Here are some entries; quote each one exactly.

[Start DATA FOR THIS EXERCISE]

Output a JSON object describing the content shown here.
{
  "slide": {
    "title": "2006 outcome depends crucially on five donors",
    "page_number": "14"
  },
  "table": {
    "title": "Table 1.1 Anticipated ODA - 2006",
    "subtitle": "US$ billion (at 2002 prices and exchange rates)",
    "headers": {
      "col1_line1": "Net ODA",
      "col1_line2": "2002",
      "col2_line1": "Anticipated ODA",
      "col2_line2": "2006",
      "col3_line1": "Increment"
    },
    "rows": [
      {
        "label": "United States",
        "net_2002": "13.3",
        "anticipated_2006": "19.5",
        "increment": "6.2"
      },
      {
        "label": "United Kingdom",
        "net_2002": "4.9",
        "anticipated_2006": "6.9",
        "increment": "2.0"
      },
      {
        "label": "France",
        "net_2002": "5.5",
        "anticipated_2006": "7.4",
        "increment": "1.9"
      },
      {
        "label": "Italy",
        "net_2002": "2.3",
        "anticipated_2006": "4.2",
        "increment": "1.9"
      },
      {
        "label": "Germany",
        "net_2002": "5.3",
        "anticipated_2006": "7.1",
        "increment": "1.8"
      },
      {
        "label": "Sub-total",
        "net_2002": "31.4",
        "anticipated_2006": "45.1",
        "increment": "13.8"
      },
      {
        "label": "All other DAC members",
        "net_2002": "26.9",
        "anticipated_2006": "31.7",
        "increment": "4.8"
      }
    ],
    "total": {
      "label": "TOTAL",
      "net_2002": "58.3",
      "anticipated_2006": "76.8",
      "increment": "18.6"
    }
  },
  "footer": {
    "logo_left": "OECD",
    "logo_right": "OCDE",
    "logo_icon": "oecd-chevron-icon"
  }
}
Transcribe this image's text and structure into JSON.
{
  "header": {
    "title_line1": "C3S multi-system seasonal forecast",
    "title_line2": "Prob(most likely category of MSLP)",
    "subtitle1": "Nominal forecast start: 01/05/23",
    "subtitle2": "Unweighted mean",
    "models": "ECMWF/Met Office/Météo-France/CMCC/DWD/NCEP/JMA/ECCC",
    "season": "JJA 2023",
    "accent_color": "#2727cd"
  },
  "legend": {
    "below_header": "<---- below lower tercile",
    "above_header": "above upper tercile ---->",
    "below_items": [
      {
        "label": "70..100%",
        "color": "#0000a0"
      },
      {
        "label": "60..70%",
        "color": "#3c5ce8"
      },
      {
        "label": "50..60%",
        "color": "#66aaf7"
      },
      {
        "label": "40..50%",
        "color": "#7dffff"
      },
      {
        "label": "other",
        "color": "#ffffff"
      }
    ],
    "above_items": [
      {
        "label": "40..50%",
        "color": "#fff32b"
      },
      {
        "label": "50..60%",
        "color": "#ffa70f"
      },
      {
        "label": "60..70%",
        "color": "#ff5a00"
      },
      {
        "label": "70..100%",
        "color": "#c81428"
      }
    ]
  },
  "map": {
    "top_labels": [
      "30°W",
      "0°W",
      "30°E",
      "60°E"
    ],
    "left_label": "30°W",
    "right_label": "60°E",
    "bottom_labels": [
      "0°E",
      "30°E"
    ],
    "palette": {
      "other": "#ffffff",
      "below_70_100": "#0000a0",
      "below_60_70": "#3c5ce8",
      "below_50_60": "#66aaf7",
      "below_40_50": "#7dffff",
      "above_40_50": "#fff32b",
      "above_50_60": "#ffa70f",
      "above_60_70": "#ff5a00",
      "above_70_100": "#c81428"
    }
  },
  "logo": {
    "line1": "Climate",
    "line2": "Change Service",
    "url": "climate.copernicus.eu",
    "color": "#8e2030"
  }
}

[End DATA FOR THIS EXERCISE]

#### SOLUTION TO THIS EXERCISE:
Output a JSON object describing the content shown here.
{
  "slide": {
    "title": "2006 outcome depends crucially on five donors",
    "page_number": "14"
  },
  "table": {
    "title": "Table 1.1 Anticipated ODA - 2006",
    "subtitle": "US$ billion (at 2002 prices and exchange rates)",
    "headers": {
      "col1_line1": "Net ODA",
      "col1_line2": "2002",
      "col2_line1": "Anticipated ODA",
      "col2_line2": "2006",
      "col3_line1": "Increment"
    },
    "rows": [
      {
        "label": "United States",
        "net_2002": "13.3",
        "anticipated_2006": "19.5",
        "increment": "6.2"
      },
      {
        "label": "United Kingdom",
        "net_2002": "4.9",
        "anticipated_2006": "6.9",
        "increment": "2.0"
      },
      {
        "label": "France",
        "net_2002": "5.5",
        "anticipated_2006": "7.4",
        "increment": "1.9"
      },
      {
        "label": "Italy",
        "net_2002": "2.3",
        "anticipated_2006": "4.2",
        "increment": "1.9"
      },
      {
        "label": "Germany",
        "net_2002": "5.3",
        "anticipated_2006": "7.1",
        "increment": "1.8"
      },
      {
        "label": "Sub-total",
        "net_2002": "31.4",
        "anticipated_2006": "45.1",
        "increment": "13.8"
      },
      {
        "label": "All other DAC members",
        "net_2002": "26.9",
        "anticipated_2006": "31.7",
        "increment": "4.8"
      }
    ],
    "total": {
      "label": "TOTAL",
      "net_2002": "58.3",
      "anticipated_2006": "76.8",
      "increment": "18.6"
    }
  },
  "footer": {
    "logo_left": "OECD",
    "logo_right": "OCDE",
    "logo_icon": "oecd-chevron-icon"
  }
}
Transcribe this image's text and structure into JSON.
{
  "header": {
    "title_line1": "C3S multi-system seasonal forecast",
    "title_line2": "Prob(most likely category of MSLP)",
    "subtitle1": "Nominal forecast start: 01/05/23",
    "subtitle2": "Unweighted mean",
    "models": "ECMWF/Met Office/Météo-France/CMCC/DWD/NCEP/JMA/ECCC",
    "season": "JJA 2023",
    "accent_color": "#2727cd"
  },
  "legend": {
    "below_header": "<---- below lower tercile",
    "above_header": "above upper tercile ---->",
    "below_items": [
      {
        "label": "70..100%",
        "color": "#0000a0"
      },
      {
        "label": "60..70%",
        "color": "#3c5ce8"
      },
      {
        "label": "50..60%",
        "color": "#66aaf7"
      },
      {
        "label": "40..50%",
        "color": "#7dffff"
      },
      {
        "label": "other",
        "color": "#ffffff"
      }
    ],
    "above_items": [
      {
        "label": "40..50%",
        "color": "#fff32b"
      },
      {
        "label": "50..60%",
        "color": "#ffa70f"
      },
      {
        "label": "60..70%",
        "color": "#ff5a00"
      },
      {
        "label": "70..100%",
        "color": "#c81428"
      }
    ]
  },
  "map": {
    "top_labels": [
      "30°W",
      "0°W",
      "30°E",
      "60°E"
    ],
    "left_label": "30°W",
    "right_label": "60°E",
    "bottom_labels": [
      "0°E",
      "30°E"
    ],
    "palette": {
      "other": "#ffffff",
      "below_70_100": "#0000a0",
      "below_60_70": "#3c5ce8",
      "below_50_60": "#66aaf7",
      "below_40_50": "#7dffff",
      "above_40_50": "#fff32b",
      "above_50_60": "#ffa70f",
      "above_60_70": "#ff5a00",
      "above_70_100": "#c81428"
    }
  },
  "logo": {
    "line1": "Climate",
    "line2": "Change Service",
    "url": "climate.copernicus.eu",
    "color": "#8e2030"
  }
}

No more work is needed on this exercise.